## Short task
The records underneath are to be repeated exactly, with the pictures left out.

## Raw records
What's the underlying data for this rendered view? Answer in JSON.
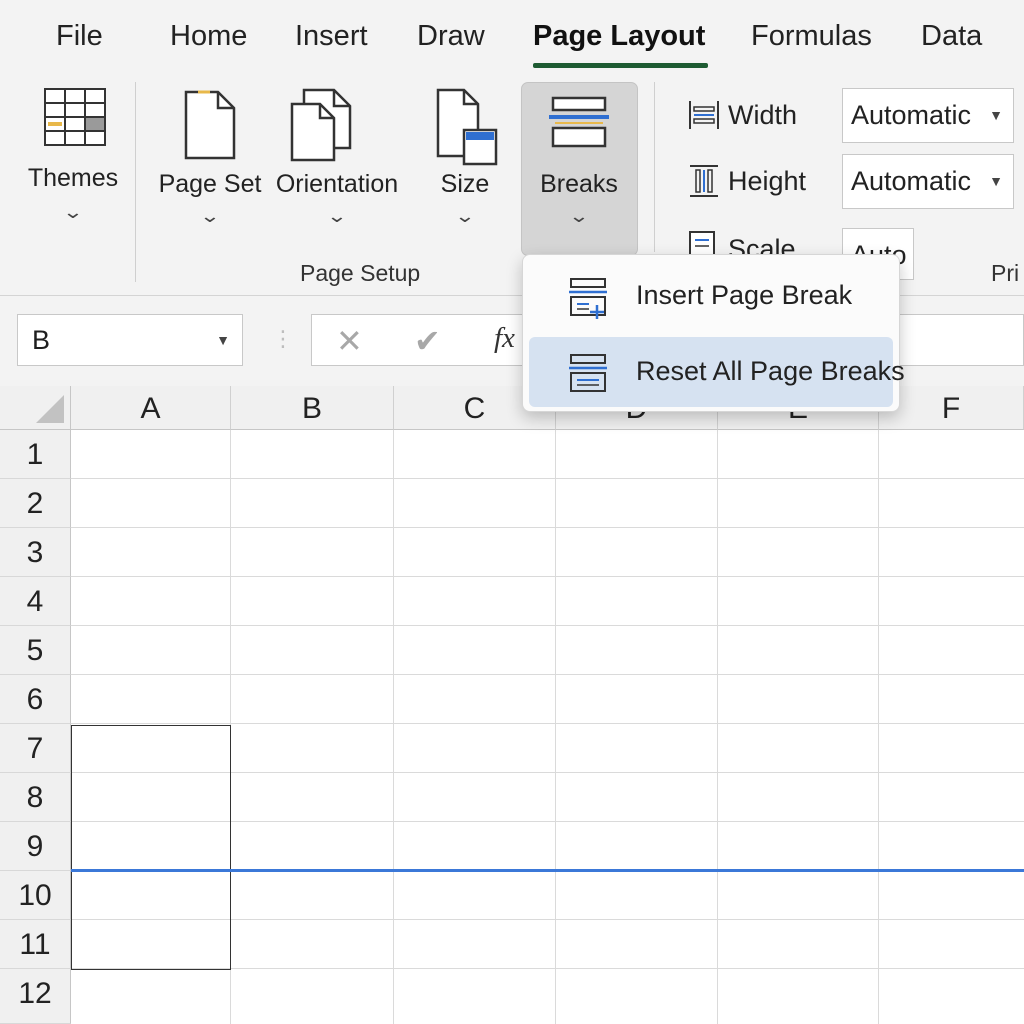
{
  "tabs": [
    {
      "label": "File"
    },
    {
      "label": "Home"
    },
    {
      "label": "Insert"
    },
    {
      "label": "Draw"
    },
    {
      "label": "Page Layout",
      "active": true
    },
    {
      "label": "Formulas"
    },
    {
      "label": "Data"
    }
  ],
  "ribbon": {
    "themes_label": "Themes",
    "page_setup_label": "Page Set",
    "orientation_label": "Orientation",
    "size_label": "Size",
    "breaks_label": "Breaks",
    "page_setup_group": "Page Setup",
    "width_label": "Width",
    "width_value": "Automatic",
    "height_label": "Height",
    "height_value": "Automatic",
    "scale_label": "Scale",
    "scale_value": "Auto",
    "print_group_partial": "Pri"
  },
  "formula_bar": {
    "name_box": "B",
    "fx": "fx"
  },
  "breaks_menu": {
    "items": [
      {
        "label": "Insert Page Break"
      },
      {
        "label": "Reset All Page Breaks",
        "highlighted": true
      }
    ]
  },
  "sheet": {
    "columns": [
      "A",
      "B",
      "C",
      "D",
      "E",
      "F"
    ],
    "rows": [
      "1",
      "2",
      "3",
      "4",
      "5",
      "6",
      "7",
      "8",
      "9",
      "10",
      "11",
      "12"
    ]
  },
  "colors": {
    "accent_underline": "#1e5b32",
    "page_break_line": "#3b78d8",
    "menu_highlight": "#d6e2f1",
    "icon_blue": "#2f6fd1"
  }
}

## Result
What's the underlying data for this rendered view? Answer in JSON.
{
  "tabs": [
    {
      "label": "File"
    },
    {
      "label": "Home"
    },
    {
      "label": "Insert"
    },
    {
      "label": "Draw"
    },
    {
      "label": "Page Layout",
      "active": true
    },
    {
      "label": "Formulas"
    },
    {
      "label": "Data"
    }
  ],
  "ribbon": {
    "themes_label": "Themes",
    "page_setup_label": "Page Set",
    "orientation_label": "Orientation",
    "size_label": "Size",
    "breaks_label": "Breaks",
    "page_setup_group": "Page Setup",
    "width_label": "Width",
    "width_value": "Automatic",
    "height_label": "Height",
    "height_value": "Automatic",
    "scale_label": "Scale",
    "scale_value": "Auto",
    "print_group_partial": "Pri"
  },
  "formula_bar": {
    "name_box": "B",
    "fx": "fx"
  },
  "breaks_menu": {
    "items": [
      {
        "label": "Insert Page Break"
      },
      {
        "label": "Reset All Page Breaks",
        "highlighted": true
      }
    ]
  },
  "sheet": {
    "columns": [
      "A",
      "B",
      "C",
      "D",
      "E",
      "F"
    ],
    "rows": [
      "1",
      "2",
      "3",
      "4",
      "5",
      "6",
      "7",
      "8",
      "9",
      "10",
      "11",
      "12"
    ]
  },
  "colors": {
    "accent_underline": "#1e5b32",
    "page_break_line": "#3b78d8",
    "menu_highlight": "#d6e2f1",
    "icon_blue": "#2f6fd1"
  }
}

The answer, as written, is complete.